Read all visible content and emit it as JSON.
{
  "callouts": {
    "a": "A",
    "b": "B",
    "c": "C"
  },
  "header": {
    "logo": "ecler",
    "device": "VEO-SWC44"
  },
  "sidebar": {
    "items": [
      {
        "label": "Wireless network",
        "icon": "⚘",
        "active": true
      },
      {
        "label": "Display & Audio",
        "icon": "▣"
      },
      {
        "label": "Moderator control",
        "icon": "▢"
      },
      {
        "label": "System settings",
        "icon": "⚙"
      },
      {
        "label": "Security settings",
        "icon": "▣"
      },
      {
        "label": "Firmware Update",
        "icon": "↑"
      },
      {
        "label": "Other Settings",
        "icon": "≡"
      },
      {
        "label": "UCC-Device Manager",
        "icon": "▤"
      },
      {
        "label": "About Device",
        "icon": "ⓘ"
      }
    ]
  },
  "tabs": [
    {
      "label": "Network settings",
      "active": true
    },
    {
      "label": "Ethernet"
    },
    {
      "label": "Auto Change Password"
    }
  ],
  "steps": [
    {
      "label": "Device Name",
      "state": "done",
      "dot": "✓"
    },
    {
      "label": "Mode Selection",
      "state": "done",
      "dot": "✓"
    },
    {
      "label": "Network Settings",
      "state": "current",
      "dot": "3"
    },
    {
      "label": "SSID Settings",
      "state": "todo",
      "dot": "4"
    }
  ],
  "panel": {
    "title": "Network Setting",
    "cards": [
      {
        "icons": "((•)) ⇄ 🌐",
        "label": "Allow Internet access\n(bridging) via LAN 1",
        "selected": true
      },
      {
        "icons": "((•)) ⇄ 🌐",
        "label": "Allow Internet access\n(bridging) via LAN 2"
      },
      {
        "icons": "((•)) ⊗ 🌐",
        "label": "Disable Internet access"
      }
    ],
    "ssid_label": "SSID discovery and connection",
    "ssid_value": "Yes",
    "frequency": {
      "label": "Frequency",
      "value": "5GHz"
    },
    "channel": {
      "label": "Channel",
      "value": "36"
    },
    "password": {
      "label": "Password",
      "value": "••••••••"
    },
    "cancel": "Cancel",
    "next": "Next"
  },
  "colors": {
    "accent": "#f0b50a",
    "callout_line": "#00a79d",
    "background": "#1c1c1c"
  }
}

----------

:: WHAT THIS TASK INVOLVES ::
Please set down all the data word for word.

:: TASK OUTPUT ::
Read all visible content and emit it as JSON.
{
  "callouts": {
    "a": "A",
    "b": "B",
    "c": "C"
  },
  "header": {
    "logo": "ecler",
    "device": "VEO-SWC44"
  },
  "sidebar": {
    "items": [
      {
        "label": "Wireless network",
        "icon": "⚘",
        "active": true
      },
      {
        "label": "Display & Audio",
        "icon": "▣"
      },
      {
        "label": "Moderator control",
        "icon": "▢"
      },
      {
        "label": "System settings",
        "icon": "⚙"
      },
      {
        "label": "Security settings",
        "icon": "▣"
      },
      {
        "label": "Firmware Update",
        "icon": "↑"
      },
      {
        "label": "Other Settings",
        "icon": "≡"
      },
      {
        "label": "UCC-Device Manager",
        "icon": "▤"
      },
      {
        "label": "About Device",
        "icon": "ⓘ"
      }
    ]
  },
  "tabs": [
    {
      "label": "Network settings",
      "active": true
    },
    {
      "label": "Ethernet"
    },
    {
      "label": "Auto Change Password"
    }
  ],
  "steps": [
    {
      "label": "Device Name",
      "state": "done",
      "dot": "✓"
    },
    {
      "label": "Mode Selection",
      "state": "done",
      "dot": "✓"
    },
    {
      "label": "Network Settings",
      "state": "current",
      "dot": "3"
    },
    {
      "label": "SSID Settings",
      "state": "todo",
      "dot": "4"
    }
  ],
  "panel": {
    "title": "Network Setting",
    "cards": [
      {
        "icons": "((•)) ⇄ 🌐",
        "label": "Allow Internet access\n(bridging) via LAN 1",
        "selected": true
      },
      {
        "icons": "((•)) ⇄ 🌐",
        "label": "Allow Internet access\n(bridging) via LAN 2"
      },
      {
        "icons": "((•)) ⊗ 🌐",
        "label": "Disable Internet access"
      }
    ],
    "ssid_label": "SSID discovery and connection",
    "ssid_value": "Yes",
    "frequency": {
      "label": "Frequency",
      "value": "5GHz"
    },
    "channel": {
      "label": "Channel",
      "value": "36"
    },
    "password": {
      "label": "Password",
      "value": "••••••••"
    },
    "cancel": "Cancel",
    "next": "Next"
  },
  "colors": {
    "accent": "#f0b50a",
    "callout_line": "#00a79d",
    "background": "#1c1c1c"
  }
}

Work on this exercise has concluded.